Provided entries:
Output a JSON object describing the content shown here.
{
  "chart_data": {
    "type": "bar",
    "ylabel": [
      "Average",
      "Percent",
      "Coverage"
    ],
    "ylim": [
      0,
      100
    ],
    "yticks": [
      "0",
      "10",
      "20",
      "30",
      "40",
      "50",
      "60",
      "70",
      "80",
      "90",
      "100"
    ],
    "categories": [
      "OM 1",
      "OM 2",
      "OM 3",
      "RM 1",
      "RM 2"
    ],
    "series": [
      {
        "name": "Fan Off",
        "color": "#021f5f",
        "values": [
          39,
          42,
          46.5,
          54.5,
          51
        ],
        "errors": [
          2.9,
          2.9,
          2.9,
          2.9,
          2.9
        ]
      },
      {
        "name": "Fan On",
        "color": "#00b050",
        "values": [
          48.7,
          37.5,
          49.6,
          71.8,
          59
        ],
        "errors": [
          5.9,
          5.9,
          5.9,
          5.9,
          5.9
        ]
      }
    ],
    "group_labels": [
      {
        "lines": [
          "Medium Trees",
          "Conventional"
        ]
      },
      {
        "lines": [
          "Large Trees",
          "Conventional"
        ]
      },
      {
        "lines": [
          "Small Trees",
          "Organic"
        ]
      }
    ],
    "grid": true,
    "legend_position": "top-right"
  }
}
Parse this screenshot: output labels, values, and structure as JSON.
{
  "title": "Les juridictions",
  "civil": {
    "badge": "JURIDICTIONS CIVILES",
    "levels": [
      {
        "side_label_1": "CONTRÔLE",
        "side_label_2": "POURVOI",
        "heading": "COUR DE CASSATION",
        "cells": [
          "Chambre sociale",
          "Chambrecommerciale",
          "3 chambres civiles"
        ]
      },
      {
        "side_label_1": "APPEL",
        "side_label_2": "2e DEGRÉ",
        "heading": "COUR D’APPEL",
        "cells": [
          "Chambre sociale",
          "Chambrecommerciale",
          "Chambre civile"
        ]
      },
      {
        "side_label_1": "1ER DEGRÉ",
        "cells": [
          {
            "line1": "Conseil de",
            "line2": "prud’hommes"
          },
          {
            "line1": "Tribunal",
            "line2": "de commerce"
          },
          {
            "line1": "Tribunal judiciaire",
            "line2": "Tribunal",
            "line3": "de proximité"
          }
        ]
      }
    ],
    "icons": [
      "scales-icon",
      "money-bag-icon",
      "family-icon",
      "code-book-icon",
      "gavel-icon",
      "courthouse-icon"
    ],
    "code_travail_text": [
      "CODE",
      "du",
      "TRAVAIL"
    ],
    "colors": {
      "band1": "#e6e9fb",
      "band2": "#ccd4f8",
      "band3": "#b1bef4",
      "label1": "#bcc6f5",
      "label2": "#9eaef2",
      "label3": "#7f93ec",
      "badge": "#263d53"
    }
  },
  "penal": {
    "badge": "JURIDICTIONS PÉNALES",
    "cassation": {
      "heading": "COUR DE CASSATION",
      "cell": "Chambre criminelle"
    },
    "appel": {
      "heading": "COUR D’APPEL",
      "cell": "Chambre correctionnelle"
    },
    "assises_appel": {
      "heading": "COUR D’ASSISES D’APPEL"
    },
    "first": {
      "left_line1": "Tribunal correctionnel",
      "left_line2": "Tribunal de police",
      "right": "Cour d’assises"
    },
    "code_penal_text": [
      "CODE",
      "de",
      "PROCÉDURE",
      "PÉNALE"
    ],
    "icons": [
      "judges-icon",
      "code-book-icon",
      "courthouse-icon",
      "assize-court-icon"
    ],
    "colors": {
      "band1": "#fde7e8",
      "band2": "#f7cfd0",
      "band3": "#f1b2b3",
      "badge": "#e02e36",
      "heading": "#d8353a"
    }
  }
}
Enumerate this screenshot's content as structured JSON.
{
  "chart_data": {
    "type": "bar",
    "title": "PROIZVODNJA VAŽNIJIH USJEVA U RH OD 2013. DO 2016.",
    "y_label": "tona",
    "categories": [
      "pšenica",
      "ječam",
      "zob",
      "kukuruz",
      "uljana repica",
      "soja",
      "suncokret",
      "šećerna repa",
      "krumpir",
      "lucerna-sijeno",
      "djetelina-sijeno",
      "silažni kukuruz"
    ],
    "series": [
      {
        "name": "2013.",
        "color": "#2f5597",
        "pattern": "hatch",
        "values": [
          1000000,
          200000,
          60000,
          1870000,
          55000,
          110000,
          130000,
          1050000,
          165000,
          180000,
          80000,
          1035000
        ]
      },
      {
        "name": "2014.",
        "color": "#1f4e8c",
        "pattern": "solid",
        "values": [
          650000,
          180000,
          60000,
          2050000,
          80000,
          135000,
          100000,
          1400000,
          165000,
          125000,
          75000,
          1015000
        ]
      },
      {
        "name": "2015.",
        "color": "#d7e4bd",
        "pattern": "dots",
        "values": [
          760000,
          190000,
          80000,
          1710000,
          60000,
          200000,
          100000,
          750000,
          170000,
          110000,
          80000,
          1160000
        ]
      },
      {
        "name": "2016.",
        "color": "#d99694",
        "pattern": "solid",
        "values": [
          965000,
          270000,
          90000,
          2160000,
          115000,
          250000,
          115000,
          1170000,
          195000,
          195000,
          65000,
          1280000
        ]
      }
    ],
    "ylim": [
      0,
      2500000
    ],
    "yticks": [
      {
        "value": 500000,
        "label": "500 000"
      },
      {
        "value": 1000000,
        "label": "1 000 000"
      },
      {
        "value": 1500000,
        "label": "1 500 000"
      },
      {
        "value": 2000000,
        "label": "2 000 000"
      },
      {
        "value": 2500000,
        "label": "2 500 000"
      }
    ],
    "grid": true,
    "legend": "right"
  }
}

Request: Word for word, write out the data.

Solution for this task:
Output a JSON object describing the content shown here.
{
  "chart_data": {
    "type": "bar",
    "ylabel": [
      "Average",
      "Percent",
      "Coverage"
    ],
    "ylim": [
      0,
      100
    ],
    "yticks": [
      "0",
      "10",
      "20",
      "30",
      "40",
      "50",
      "60",
      "70",
      "80",
      "90",
      "100"
    ],
    "categories": [
      "OM 1",
      "OM 2",
      "OM 3",
      "RM 1",
      "RM 2"
    ],
    "series": [
      {
        "name": "Fan Off",
        "color": "#021f5f",
        "values": [
          39,
          42,
          46.5,
          54.5,
          51
        ],
        "errors": [
          2.9,
          2.9,
          2.9,
          2.9,
          2.9
        ]
      },
      {
        "name": "Fan On",
        "color": "#00b050",
        "values": [
          48.7,
          37.5,
          49.6,
          71.8,
          59
        ],
        "errors": [
          5.9,
          5.9,
          5.9,
          5.9,
          5.9
        ]
      }
    ],
    "group_labels": [
      {
        "lines": [
          "Medium Trees",
          "Conventional"
        ]
      },
      {
        "lines": [
          "Large Trees",
          "Conventional"
        ]
      },
      {
        "lines": [
          "Small Trees",
          "Organic"
        ]
      }
    ],
    "grid": true,
    "legend_position": "top-right"
  }
}
Parse this screenshot: output labels, values, and structure as JSON.
{
  "title": "Les juridictions",
  "civil": {
    "badge": "JURIDICTIONS CIVILES",
    "levels": [
      {
        "side_label_1": "CONTRÔLE",
        "side_label_2": "POURVOI",
        "heading": "COUR DE CASSATION",
        "cells": [
          "Chambre sociale",
          "Chambrecommerciale",
          "3 chambres civiles"
        ]
      },
      {
        "side_label_1": "APPEL",
        "side_label_2": "2e DEGRÉ",
        "heading": "COUR D’APPEL",
        "cells": [
          "Chambre sociale",
          "Chambrecommerciale",
          "Chambre civile"
        ]
      },
      {
        "side_label_1": "1ER DEGRÉ",
        "cells": [
          {
            "line1": "Conseil de",
            "line2": "prud’hommes"
          },
          {
            "line1": "Tribunal",
            "line2": "de commerce"
          },
          {
            "line1": "Tribunal judiciaire",
            "line2": "Tribunal",
            "line3": "de proximité"
          }
        ]
      }
    ],
    "icons": [
      "scales-icon",
      "money-bag-icon",
      "family-icon",
      "code-book-icon",
      "gavel-icon",
      "courthouse-icon"
    ],
    "code_travail_text": [
      "CODE",
      "du",
      "TRAVAIL"
    ],
    "colors": {
      "band1": "#e6e9fb",
      "band2": "#ccd4f8",
      "band3": "#b1bef4",
      "label1": "#bcc6f5",
      "label2": "#9eaef2",
      "label3": "#7f93ec",
      "badge": "#263d53"
    }
  },
  "penal": {
    "badge": "JURIDICTIONS PÉNALES",
    "cassation": {
      "heading": "COUR DE CASSATION",
      "cell": "Chambre criminelle"
    },
    "appel": {
      "heading": "COUR D’APPEL",
      "cell": "Chambre correctionnelle"
    },
    "assises_appel": {
      "heading": "COUR D’ASSISES D’APPEL"
    },
    "first": {
      "left_line1": "Tribunal correctionnel",
      "left_line2": "Tribunal de police",
      "right": "Cour d’assises"
    },
    "code_penal_text": [
      "CODE",
      "de",
      "PROCÉDURE",
      "PÉNALE"
    ],
    "icons": [
      "judges-icon",
      "code-book-icon",
      "courthouse-icon",
      "assize-court-icon"
    ],
    "colors": {
      "band1": "#fde7e8",
      "band2": "#f7cfd0",
      "band3": "#f1b2b3",
      "badge": "#e02e36",
      "heading": "#d8353a"
    }
  }
}
Enumerate this screenshot's content as structured JSON.
{
  "chart_data": {
    "type": "bar",
    "title": "PROIZVODNJA VAŽNIJIH USJEVA U RH OD 2013. DO 2016.",
    "y_label": "tona",
    "categories": [
      "pšenica",
      "ječam",
      "zob",
      "kukuruz",
      "uljana repica",
      "soja",
      "suncokret",
      "šećerna repa",
      "krumpir",
      "lucerna-sijeno",
      "djetelina-sijeno",
      "silažni kukuruz"
    ],
    "series": [
      {
        "name": "2013.",
        "color": "#2f5597",
        "pattern": "hatch",
        "values": [
          1000000,
          200000,
          60000,
          1870000,
          55000,
          110000,
          130000,
          1050000,
          165000,
          180000,
          80000,
          1035000
        ]
      },
      {
        "name": "2014.",
        "color": "#1f4e8c",
        "pattern": "solid",
        "values": [
          650000,
          180000,
          60000,
          2050000,
          80000,
          135000,
          100000,
          1400000,
          165000,
          125000,
          75000,
          1015000
        ]
      },
      {
        "name": "2015.",
        "color": "#d7e4bd",
        "pattern": "dots",
        "values": [
          760000,
          190000,
          80000,
          1710000,
          60000,
          200000,
          100000,
          750000,
          170000,
          110000,
          80000,
          1160000
        ]
      },
      {
        "name": "2016.",
        "color": "#d99694",
        "pattern": "solid",
        "values": [
          965000,
          270000,
          90000,
          2160000,
          115000,
          250000,
          115000,
          1170000,
          195000,
          195000,
          65000,
          1280000
        ]
      }
    ],
    "ylim": [
      0,
      2500000
    ],
    "yticks": [
      {
        "value": 500000,
        "label": "500 000"
      },
      {
        "value": 1000000,
        "label": "1 000 000"
      },
      {
        "value": 1500000,
        "label": "1 500 000"
      },
      {
        "value": 2000000,
        "label": "2 000 000"
      },
      {
        "value": 2500000,
        "label": "2 500 000"
      }
    ],
    "grid": true,
    "legend": "right"
  }
}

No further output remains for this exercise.